--- DATA FOR THE TASK ---
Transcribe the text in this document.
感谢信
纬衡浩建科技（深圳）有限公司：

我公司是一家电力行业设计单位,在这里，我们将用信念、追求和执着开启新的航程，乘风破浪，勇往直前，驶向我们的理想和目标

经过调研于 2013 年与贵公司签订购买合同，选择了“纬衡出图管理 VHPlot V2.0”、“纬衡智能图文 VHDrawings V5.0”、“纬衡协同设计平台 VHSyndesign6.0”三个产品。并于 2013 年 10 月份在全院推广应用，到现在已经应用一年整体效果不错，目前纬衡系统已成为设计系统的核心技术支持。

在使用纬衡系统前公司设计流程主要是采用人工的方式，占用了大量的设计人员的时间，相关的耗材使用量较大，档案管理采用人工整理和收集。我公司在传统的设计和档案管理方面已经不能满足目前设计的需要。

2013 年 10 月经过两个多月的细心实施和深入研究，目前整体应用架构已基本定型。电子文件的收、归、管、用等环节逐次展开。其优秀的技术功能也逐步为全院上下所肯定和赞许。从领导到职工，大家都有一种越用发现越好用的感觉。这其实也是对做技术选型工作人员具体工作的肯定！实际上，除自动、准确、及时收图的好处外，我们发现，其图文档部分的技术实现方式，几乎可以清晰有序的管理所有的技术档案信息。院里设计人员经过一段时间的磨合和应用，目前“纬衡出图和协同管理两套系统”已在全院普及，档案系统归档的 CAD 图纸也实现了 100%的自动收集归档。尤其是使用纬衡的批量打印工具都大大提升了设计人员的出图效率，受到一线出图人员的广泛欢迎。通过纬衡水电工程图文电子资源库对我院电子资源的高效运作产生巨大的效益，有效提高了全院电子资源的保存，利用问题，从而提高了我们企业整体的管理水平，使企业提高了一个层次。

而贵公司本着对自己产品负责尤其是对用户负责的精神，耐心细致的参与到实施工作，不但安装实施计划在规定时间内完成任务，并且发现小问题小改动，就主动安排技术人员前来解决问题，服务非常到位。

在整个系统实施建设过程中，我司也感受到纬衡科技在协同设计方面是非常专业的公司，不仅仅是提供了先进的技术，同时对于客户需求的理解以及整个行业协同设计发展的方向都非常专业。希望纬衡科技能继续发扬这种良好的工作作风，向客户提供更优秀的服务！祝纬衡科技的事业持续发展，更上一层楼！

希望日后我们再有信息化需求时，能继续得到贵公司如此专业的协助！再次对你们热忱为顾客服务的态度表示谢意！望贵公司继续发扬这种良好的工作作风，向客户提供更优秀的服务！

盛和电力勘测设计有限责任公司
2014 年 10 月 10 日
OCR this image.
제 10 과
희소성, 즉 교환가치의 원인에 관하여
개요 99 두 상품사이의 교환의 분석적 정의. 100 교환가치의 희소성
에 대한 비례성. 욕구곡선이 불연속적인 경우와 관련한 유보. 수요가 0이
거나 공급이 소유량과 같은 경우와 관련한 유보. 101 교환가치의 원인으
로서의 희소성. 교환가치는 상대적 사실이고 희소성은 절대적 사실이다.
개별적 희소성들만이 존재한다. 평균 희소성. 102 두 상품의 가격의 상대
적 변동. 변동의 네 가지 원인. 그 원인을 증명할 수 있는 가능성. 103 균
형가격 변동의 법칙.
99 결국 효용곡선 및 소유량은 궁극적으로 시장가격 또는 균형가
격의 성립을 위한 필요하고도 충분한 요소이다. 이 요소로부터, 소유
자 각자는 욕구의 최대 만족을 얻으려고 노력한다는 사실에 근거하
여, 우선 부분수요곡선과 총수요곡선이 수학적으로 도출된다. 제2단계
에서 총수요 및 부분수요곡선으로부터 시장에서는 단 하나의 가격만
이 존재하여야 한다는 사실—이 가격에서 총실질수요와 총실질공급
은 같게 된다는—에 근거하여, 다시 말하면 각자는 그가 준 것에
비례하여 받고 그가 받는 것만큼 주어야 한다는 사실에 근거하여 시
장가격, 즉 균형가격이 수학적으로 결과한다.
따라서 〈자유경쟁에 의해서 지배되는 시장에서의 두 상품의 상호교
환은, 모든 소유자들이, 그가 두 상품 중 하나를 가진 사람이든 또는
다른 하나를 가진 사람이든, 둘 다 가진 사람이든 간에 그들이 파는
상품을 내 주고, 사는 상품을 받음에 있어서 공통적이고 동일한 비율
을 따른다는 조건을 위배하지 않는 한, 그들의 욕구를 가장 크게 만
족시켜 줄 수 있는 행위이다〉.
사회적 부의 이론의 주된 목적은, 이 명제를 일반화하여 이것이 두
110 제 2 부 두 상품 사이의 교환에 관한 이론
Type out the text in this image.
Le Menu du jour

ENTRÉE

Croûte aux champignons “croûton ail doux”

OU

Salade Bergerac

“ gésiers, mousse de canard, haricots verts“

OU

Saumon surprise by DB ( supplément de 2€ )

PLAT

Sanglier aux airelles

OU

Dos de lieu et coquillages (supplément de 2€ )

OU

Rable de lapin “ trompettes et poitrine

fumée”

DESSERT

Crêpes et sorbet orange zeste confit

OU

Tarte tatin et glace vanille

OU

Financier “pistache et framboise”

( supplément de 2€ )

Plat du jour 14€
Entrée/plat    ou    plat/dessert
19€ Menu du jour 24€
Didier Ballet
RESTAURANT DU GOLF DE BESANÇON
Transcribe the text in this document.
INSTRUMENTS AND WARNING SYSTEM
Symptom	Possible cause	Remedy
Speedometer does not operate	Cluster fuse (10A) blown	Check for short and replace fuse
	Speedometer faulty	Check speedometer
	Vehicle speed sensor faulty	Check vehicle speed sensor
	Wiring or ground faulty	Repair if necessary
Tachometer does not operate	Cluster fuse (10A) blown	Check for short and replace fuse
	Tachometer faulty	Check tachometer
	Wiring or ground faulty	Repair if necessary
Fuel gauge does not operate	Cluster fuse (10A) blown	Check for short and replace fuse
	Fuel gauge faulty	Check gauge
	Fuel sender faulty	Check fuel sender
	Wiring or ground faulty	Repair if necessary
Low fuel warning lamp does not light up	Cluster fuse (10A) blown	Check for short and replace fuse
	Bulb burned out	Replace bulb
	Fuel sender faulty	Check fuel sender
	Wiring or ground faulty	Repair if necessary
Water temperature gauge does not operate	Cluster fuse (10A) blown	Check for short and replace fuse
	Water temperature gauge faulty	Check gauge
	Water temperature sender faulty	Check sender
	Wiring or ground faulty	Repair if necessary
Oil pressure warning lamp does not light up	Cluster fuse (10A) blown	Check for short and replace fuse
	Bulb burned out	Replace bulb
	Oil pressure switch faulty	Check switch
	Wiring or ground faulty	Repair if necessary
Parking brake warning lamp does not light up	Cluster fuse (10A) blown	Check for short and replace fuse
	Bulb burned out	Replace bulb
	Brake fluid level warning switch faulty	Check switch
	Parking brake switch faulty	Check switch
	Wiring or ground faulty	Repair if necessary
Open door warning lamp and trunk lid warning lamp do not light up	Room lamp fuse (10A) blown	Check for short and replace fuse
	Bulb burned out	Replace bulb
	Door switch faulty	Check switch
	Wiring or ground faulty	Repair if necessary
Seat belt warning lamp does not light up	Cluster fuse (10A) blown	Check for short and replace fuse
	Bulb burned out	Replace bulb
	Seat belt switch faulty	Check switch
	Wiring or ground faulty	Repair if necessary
---
* **STATED GOAL**:
Extract the complete listing verbatim.

* **SOLUTION TO THIS PROBLEM**:
Transcribe the text in this document.
感谢信
纬衡浩建科技（深圳）有限公司：

我公司是一家电力行业设计单位,在这里，我们将用信念、追求和执着开启新的航程，乘风破浪，勇往直前，驶向我们的理想和目标

经过调研于 2013 年与贵公司签订购买合同，选择了“纬衡出图管理 VHPlot V2.0”、“纬衡智能图文 VHDrawings V5.0”、“纬衡协同设计平台 VHSyndesign6.0”三个产品。并于 2013 年 10 月份在全院推广应用，到现在已经应用一年整体效果不错，目前纬衡系统已成为设计系统的核心技术支持。

在使用纬衡系统前公司设计流程主要是采用人工的方式，占用了大量的设计人员的时间，相关的耗材使用量较大，档案管理采用人工整理和收集。我公司在传统的设计和档案管理方面已经不能满足目前设计的需要。

2013 年 10 月经过两个多月的细心实施和深入研究，目前整体应用架构已基本定型。电子文件的收、归、管、用等环节逐次展开。其优秀的技术功能也逐步为全院上下所肯定和赞许。从领导到职工，大家都有一种越用发现越好用的感觉。这其实也是对做技术选型工作人员具体工作的肯定！实际上，除自动、准确、及时收图的好处外，我们发现，其图文档部分的技术实现方式，几乎可以清晰有序的管理所有的技术档案信息。院里设计人员经过一段时间的磨合和应用，目前“纬衡出图和协同管理两套系统”已在全院普及，档案系统归档的 CAD 图纸也实现了 100%的自动收集归档。尤其是使用纬衡的批量打印工具都大大提升了设计人员的出图效率，受到一线出图人员的广泛欢迎。通过纬衡水电工程图文电子资源库对我院电子资源的高效运作产生巨大的效益，有效提高了全院电子资源的保存，利用问题，从而提高了我们企业整体的管理水平，使企业提高了一个层次。

而贵公司本着对自己产品负责尤其是对用户负责的精神，耐心细致的参与到实施工作，不但安装实施计划在规定时间内完成任务，并且发现小问题小改动，就主动安排技术人员前来解决问题，服务非常到位。

在整个系统实施建设过程中，我司也感受到纬衡科技在协同设计方面是非常专业的公司，不仅仅是提供了先进的技术，同时对于客户需求的理解以及整个行业协同设计发展的方向都非常专业。希望纬衡科技能继续发扬这种良好的工作作风，向客户提供更优秀的服务！祝纬衡科技的事业持续发展，更上一层楼！

希望日后我们再有信息化需求时，能继续得到贵公司如此专业的协助！再次对你们热忱为顾客服务的态度表示谢意！望贵公司继续发扬这种良好的工作作风，向客户提供更优秀的服务！

盛和电力勘测设计有限责任公司
2014 年 10 月 10 日
OCR this image.
제 10 과
희소성, 즉 교환가치의 원인에 관하여
개요 99 두 상품사이의 교환의 분석적 정의. 100 교환가치의 희소성
에 대한 비례성. 욕구곡선이 불연속적인 경우와 관련한 유보. 수요가 0이
거나 공급이 소유량과 같은 경우와 관련한 유보. 101 교환가치의 원인으
로서의 희소성. 교환가치는 상대적 사실이고 희소성은 절대적 사실이다.
개별적 희소성들만이 존재한다. 평균 희소성. 102 두 상품의 가격의 상대
적 변동. 변동의 네 가지 원인. 그 원인을 증명할 수 있는 가능성. 103 균
형가격 변동의 법칙.
99 결국 효용곡선 및 소유량은 궁극적으로 시장가격 또는 균형가
격의 성립을 위한 필요하고도 충분한 요소이다. 이 요소로부터, 소유
자 각자는 욕구의 최대 만족을 얻으려고 노력한다는 사실에 근거하
여, 우선 부분수요곡선과 총수요곡선이 수학적으로 도출된다. 제2단계
에서 총수요 및 부분수요곡선으로부터 시장에서는 단 하나의 가격만
이 존재하여야 한다는 사실—이 가격에서 총실질수요와 총실질공급
은 같게 된다는—에 근거하여, 다시 말하면 각자는 그가 준 것에
비례하여 받고 그가 받는 것만큼 주어야 한다는 사실에 근거하여 시
장가격, 즉 균형가격이 수학적으로 결과한다.
따라서 〈자유경쟁에 의해서 지배되는 시장에서의 두 상품의 상호교
환은, 모든 소유자들이, 그가 두 상품 중 하나를 가진 사람이든 또는
다른 하나를 가진 사람이든, 둘 다 가진 사람이든 간에 그들이 파는
상품을 내 주고, 사는 상품을 받음에 있어서 공통적이고 동일한 비율
을 따른다는 조건을 위배하지 않는 한, 그들의 욕구를 가장 크게 만
족시켜 줄 수 있는 행위이다〉.
사회적 부의 이론의 주된 목적은, 이 명제를 일반화하여 이것이 두
110 제 2 부 두 상품 사이의 교환에 관한 이론
Type out the text in this image.
Le Menu du jour

ENTRÉE

Croûte aux champignons “croûton ail doux”

OU

Salade Bergerac

“ gésiers, mousse de canard, haricots verts“

OU

Saumon surprise by DB ( supplément de 2€ )

PLAT

Sanglier aux airelles

OU

Dos de lieu et coquillages (supplément de 2€ )

OU

Rable de lapin “ trompettes et poitrine

fumée”

DESSERT

Crêpes et sorbet orange zeste confit

OU

Tarte tatin et glace vanille

OU

Financier “pistache et framboise”

( supplément de 2€ )

Plat du jour 14€
Entrée/plat    ou    plat/dessert
19€ Menu du jour 24€
Didier Ballet
RESTAURANT DU GOLF DE BESANÇON
Transcribe the text in this document.
INSTRUMENTS AND WARNING SYSTEM
Symptom	Possible cause	Remedy
Speedometer does not operate	Cluster fuse (10A) blown	Check for short and replace fuse
	Speedometer faulty	Check speedometer
	Vehicle speed sensor faulty	Check vehicle speed sensor
	Wiring or ground faulty	Repair if necessary
Tachometer does not operate	Cluster fuse (10A) blown	Check for short and replace fuse
	Tachometer faulty	Check tachometer
	Wiring or ground faulty	Repair if necessary
Fuel gauge does not operate	Cluster fuse (10A) blown	Check for short and replace fuse
	Fuel gauge faulty	Check gauge
	Fuel sender faulty	Check fuel sender
	Wiring or ground faulty	Repair if necessary
Low fuel warning lamp does not light up	Cluster fuse (10A) blown	Check for short and replace fuse
	Bulb burned out	Replace bulb
	Fuel sender faulty	Check fuel sender
	Wiring or ground faulty	Repair if necessary
Water temperature gauge does not operate	Cluster fuse (10A) blown	Check for short and replace fuse
	Water temperature gauge faulty	Check gauge
	Water temperature sender faulty	Check sender
	Wiring or ground faulty	Repair if necessary
Oil pressure warning lamp does not light up	Cluster fuse (10A) blown	Check for short and replace fuse
	Bulb burned out	Replace bulb
	Oil pressure switch faulty	Check switch
	Wiring or ground faulty	Repair if necessary
Parking brake warning lamp does not light up	Cluster fuse (10A) blown	Check for short and replace fuse
	Bulb burned out	Replace bulb
	Brake fluid level warning switch faulty	Check switch
	Parking brake switch faulty	Check switch
	Wiring or ground faulty	Repair if necessary
Open door warning lamp and trunk lid warning lamp do not light up	Room lamp fuse (10A) blown	Check for short and replace fuse
	Bulb burned out	Replace bulb
	Door switch faulty	Check switch
	Wiring or ground faulty	Repair if necessary
Seat belt warning lamp does not light up	Cluster fuse (10A) blown	Check for short and replace fuse
	Bulb burned out	Replace bulb
	Seat belt switch faulty	Check switch
	Wiring or ground faulty	Repair if necessary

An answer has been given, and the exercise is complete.